THE REQUEST: In the records that follow, show each line where the word "values" is present.

Lines of data:

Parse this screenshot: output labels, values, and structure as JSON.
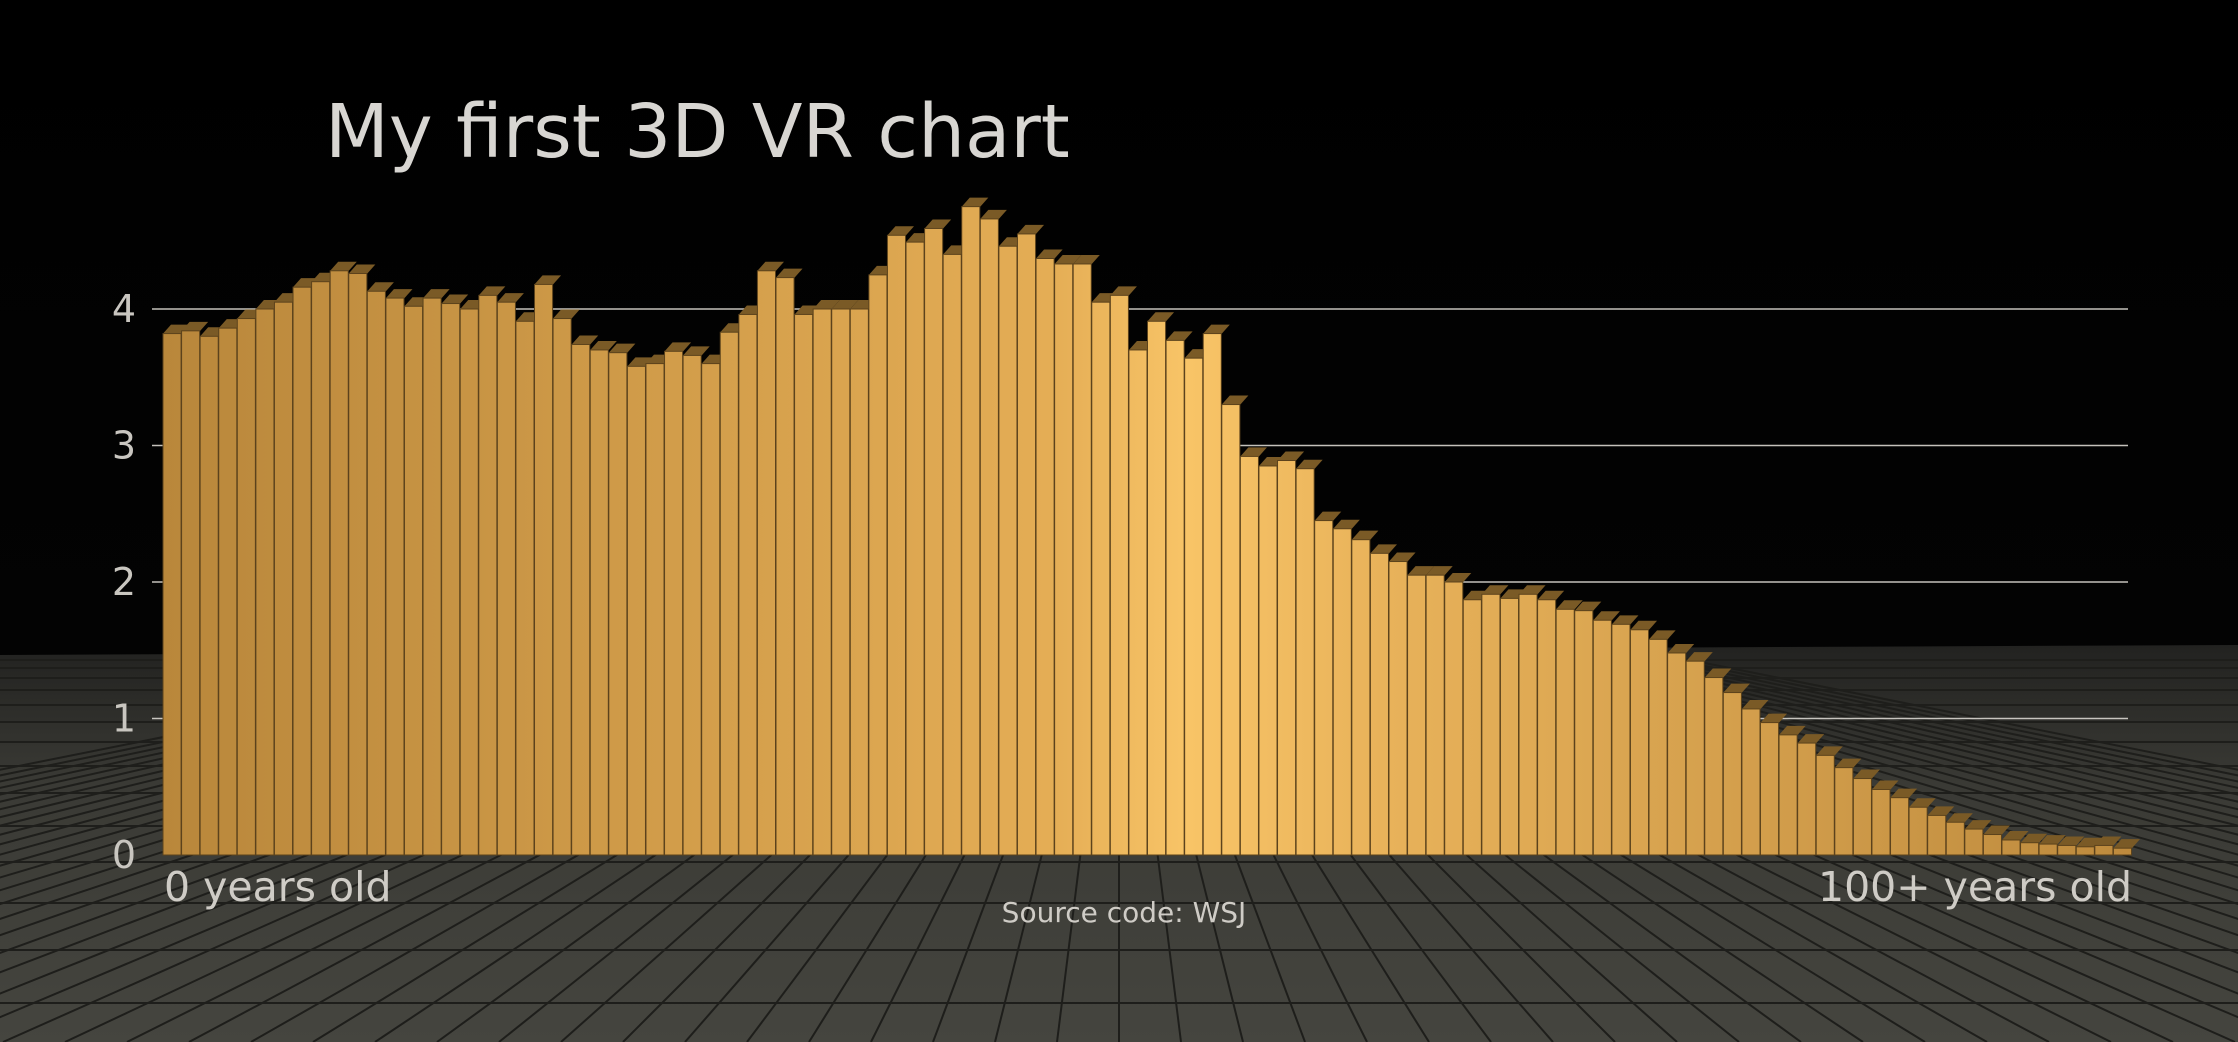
{
  "chart_data": {
    "type": "bar",
    "title": "My first 3D VR chart",
    "source": "Source code: WSJ",
    "x_start_label": "0 years old",
    "x_end_label": "100+ years old",
    "ylim": [
      0,
      4.8
    ],
    "yticks": [
      0,
      1,
      2,
      3,
      4
    ],
    "grid": true,
    "colors": {
      "bar": "#c9963f",
      "bar_highlight": "#f6c166",
      "background": "#000000",
      "floor": "#3a3a36"
    },
    "values": [
      3.82,
      3.84,
      3.8,
      3.86,
      3.93,
      4.0,
      4.05,
      4.16,
      4.2,
      4.28,
      4.26,
      4.13,
      4.08,
      4.02,
      4.08,
      4.04,
      4.0,
      4.1,
      4.05,
      3.91,
      4.18,
      3.93,
      3.74,
      3.7,
      3.68,
      3.58,
      3.6,
      3.69,
      3.66,
      3.6,
      3.83,
      3.96,
      4.28,
      4.23,
      3.96,
      4.0,
      4.0,
      4.0,
      4.25,
      4.54,
      4.49,
      4.59,
      4.4,
      4.75,
      4.66,
      4.46,
      4.55,
      4.37,
      4.33,
      4.33,
      4.05,
      4.1,
      3.7,
      3.91,
      3.77,
      3.64,
      3.82,
      3.3,
      2.92,
      2.85,
      2.89,
      2.83,
      2.45,
      2.39,
      2.31,
      2.21,
      2.15,
      2.05,
      2.05,
      2.0,
      1.87,
      1.91,
      1.88,
      1.91,
      1.87,
      1.8,
      1.79,
      1.72,
      1.69,
      1.65,
      1.58,
      1.48,
      1.42,
      1.3,
      1.19,
      1.07,
      0.97,
      0.88,
      0.82,
      0.73,
      0.64,
      0.56,
      0.48,
      0.42,
      0.35,
      0.29,
      0.24,
      0.19,
      0.15,
      0.11,
      0.09,
      0.08,
      0.07,
      0.06,
      0.07,
      0.05
    ]
  }
}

ANSWER FOR THIS EXERCISE:
Parse this screenshot: output labels, values, and structure as JSON.
    "values": [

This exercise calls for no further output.